## Begin INPUT FOR THIS TASK

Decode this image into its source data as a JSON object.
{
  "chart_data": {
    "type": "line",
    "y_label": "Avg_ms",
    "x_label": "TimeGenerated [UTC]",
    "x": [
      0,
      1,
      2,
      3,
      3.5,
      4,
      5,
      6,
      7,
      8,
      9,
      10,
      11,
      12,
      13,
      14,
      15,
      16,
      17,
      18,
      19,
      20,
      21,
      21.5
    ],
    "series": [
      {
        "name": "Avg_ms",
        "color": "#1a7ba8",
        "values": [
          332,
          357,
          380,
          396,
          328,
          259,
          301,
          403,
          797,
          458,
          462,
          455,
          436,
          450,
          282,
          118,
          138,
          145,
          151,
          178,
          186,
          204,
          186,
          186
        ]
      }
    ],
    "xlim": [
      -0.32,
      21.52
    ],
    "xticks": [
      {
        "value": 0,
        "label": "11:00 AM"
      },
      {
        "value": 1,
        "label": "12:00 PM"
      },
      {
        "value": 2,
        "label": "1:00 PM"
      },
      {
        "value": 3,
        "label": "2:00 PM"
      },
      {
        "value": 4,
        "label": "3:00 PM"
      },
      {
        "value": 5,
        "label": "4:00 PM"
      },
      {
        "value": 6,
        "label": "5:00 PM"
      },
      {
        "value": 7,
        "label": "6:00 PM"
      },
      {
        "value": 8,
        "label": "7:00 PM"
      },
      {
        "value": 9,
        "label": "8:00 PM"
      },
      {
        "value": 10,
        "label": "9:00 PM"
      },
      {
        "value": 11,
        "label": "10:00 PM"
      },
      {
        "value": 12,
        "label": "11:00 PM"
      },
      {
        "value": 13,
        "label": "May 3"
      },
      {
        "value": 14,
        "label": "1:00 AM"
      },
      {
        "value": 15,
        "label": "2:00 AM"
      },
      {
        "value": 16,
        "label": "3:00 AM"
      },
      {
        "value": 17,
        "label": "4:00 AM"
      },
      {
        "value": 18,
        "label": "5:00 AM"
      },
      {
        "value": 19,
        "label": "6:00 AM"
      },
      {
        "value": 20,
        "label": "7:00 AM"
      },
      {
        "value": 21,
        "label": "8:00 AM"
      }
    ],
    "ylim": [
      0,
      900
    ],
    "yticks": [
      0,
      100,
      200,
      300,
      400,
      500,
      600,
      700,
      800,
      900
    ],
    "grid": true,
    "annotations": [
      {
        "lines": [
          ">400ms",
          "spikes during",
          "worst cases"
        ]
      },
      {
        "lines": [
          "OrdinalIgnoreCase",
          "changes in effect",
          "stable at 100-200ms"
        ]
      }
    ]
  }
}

## End INPUT FOR THIS TASK

### WHAT THE TASK REQUIRES
Print out all the entries precisely as written.

### FULL OUTPUT
Decode this image into its source data as a JSON object.
{
  "chart_data": {
    "type": "line",
    "y_label": "Avg_ms",
    "x_label": "TimeGenerated [UTC]",
    "x": [
      0,
      1,
      2,
      3,
      3.5,
      4,
      5,
      6,
      7,
      8,
      9,
      10,
      11,
      12,
      13,
      14,
      15,
      16,
      17,
      18,
      19,
      20,
      21,
      21.5
    ],
    "series": [
      {
        "name": "Avg_ms",
        "color": "#1a7ba8",
        "values": [
          332,
          357,
          380,
          396,
          328,
          259,
          301,
          403,
          797,
          458,
          462,
          455,
          436,
          450,
          282,
          118,
          138,
          145,
          151,
          178,
          186,
          204,
          186,
          186
        ]
      }
    ],
    "xlim": [
      -0.32,
      21.52
    ],
    "xticks": [
      {
        "value": 0,
        "label": "11:00 AM"
      },
      {
        "value": 1,
        "label": "12:00 PM"
      },
      {
        "value": 2,
        "label": "1:00 PM"
      },
      {
        "value": 3,
        "label": "2:00 PM"
      },
      {
        "value": 4,
        "label": "3:00 PM"
      },
      {
        "value": 5,
        "label": "4:00 PM"
      },
      {
        "value": 6,
        "label": "5:00 PM"
      },
      {
        "value": 7,
        "label": "6:00 PM"
      },
      {
        "value": 8,
        "label": "7:00 PM"
      },
      {
        "value": 9,
        "label": "8:00 PM"
      },
      {
        "value": 10,
        "label": "9:00 PM"
      },
      {
        "value": 11,
        "label": "10:00 PM"
      },
      {
        "value": 12,
        "label": "11:00 PM"
      },
      {
        "value": 13,
        "label": "May 3"
      },
      {
        "value": 14,
        "label": "1:00 AM"
      },
      {
        "value": 15,
        "label": "2:00 AM"
      },
      {
        "value": 16,
        "label": "3:00 AM"
      },
      {
        "value": 17,
        "label": "4:00 AM"
      },
      {
        "value": 18,
        "label": "5:00 AM"
      },
      {
        "value": 19,
        "label": "6:00 AM"
      },
      {
        "value": 20,
        "label": "7:00 AM"
      },
      {
        "value": 21,
        "label": "8:00 AM"
      }
    ],
    "ylim": [
      0,
      900
    ],
    "yticks": [
      0,
      100,
      200,
      300,
      400,
      500,
      600,
      700,
      800,
      900
    ],
    "grid": true,
    "annotations": [
      {
        "lines": [
          ">400ms",
          "spikes during",
          "worst cases"
        ]
      },
      {
        "lines": [
          "OrdinalIgnoreCase",
          "changes in effect",
          "stable at 100-200ms"
        ]
      }
    ]
  }
}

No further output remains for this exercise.